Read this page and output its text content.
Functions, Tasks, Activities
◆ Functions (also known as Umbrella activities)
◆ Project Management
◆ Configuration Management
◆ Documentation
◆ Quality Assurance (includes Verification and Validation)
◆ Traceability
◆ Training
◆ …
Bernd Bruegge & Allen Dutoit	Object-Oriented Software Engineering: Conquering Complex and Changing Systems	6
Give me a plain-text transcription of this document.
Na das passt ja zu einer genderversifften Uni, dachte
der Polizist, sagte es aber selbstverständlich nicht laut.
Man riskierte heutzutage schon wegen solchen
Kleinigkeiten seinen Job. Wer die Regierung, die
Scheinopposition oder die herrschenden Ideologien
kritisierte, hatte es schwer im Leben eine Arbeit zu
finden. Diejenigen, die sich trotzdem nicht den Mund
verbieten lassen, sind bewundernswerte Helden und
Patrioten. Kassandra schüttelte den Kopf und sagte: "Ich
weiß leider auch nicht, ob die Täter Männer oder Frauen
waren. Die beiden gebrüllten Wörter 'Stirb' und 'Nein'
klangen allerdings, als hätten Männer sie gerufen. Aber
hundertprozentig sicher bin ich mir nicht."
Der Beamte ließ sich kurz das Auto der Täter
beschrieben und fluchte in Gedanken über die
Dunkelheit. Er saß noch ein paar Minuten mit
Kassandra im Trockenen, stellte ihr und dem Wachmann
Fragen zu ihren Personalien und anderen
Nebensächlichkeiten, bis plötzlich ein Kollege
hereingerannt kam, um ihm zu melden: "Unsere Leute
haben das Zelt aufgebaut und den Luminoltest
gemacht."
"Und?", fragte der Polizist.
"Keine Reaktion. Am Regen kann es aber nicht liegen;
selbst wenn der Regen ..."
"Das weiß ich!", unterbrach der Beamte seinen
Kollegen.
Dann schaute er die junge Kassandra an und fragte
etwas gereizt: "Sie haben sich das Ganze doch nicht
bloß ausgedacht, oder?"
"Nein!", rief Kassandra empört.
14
══════════════════════════════
Copy every line from the records above that contains the word "seinen".

Kleinigkeiten seinen Job. Wer die Regierung, die
"Das weiß ich!", unterbrach der Beamte seinen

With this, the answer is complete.